# WHAT YOU WILL DO
Reproduce this listing in full.

━━━━━ RECORDS SHOWN ━━━━━

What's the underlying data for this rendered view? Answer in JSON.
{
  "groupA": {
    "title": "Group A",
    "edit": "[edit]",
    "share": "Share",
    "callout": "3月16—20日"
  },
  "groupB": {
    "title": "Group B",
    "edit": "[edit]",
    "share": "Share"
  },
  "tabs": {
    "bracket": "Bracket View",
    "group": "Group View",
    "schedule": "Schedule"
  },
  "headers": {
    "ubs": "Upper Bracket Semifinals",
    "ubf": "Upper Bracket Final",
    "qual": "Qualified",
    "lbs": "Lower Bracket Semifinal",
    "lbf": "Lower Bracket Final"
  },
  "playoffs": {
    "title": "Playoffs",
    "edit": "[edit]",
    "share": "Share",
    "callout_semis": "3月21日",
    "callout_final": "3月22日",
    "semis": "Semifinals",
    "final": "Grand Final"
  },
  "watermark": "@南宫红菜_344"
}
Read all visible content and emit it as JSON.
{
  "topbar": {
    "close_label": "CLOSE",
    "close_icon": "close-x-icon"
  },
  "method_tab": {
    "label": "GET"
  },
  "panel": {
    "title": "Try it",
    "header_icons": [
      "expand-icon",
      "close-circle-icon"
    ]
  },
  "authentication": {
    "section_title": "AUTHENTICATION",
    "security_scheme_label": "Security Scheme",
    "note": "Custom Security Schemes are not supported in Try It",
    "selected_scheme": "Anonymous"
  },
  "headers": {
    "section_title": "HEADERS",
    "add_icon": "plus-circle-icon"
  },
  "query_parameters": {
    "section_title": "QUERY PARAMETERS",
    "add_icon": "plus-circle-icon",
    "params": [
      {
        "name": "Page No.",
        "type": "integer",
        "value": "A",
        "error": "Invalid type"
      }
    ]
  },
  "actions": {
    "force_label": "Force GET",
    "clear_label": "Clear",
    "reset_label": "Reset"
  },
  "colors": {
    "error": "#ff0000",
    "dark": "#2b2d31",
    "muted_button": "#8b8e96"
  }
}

━━━━━

# SOLUTION TO THIS PROBLEM
What's the underlying data for this rendered view? Answer in JSON.
{
  "groupA": {
    "title": "Group A",
    "edit": "[edit]",
    "share": "Share",
    "callout": "3月16—20日"
  },
  "groupB": {
    "title": "Group B",
    "edit": "[edit]",
    "share": "Share"
  },
  "tabs": {
    "bracket": "Bracket View",
    "group": "Group View",
    "schedule": "Schedule"
  },
  "headers": {
    "ubs": "Upper Bracket Semifinals",
    "ubf": "Upper Bracket Final",
    "qual": "Qualified",
    "lbs": "Lower Bracket Semifinal",
    "lbf": "Lower Bracket Final"
  },
  "playoffs": {
    "title": "Playoffs",
    "edit": "[edit]",
    "share": "Share",
    "callout_semis": "3月21日",
    "callout_final": "3月22日",
    "semis": "Semifinals",
    "final": "Grand Final"
  },
  "watermark": "@南宫红菜_344"
}
Read all visible content and emit it as JSON.
{
  "topbar": {
    "close_label": "CLOSE",
    "close_icon": "close-x-icon"
  },
  "method_tab": {
    "label": "GET"
  },
  "panel": {
    "title": "Try it",
    "header_icons": [
      "expand-icon",
      "close-circle-icon"
    ]
  },
  "authentication": {
    "section_title": "AUTHENTICATION",
    "security_scheme_label": "Security Scheme",
    "note": "Custom Security Schemes are not supported in Try It",
    "selected_scheme": "Anonymous"
  },
  "headers": {
    "section_title": "HEADERS",
    "add_icon": "plus-circle-icon"
  },
  "query_parameters": {
    "section_title": "QUERY PARAMETERS",
    "add_icon": "plus-circle-icon",
    "params": [
      {
        "name": "Page No.",
        "type": "integer",
        "value": "A",
        "error": "Invalid type"
      }
    ]
  },
  "actions": {
    "force_label": "Force GET",
    "clear_label": "Clear",
    "reset_label": "Reset"
  },
  "colors": {
    "error": "#ff0000",
    "dark": "#2b2d31",
    "muted_button": "#8b8e96"
  }
}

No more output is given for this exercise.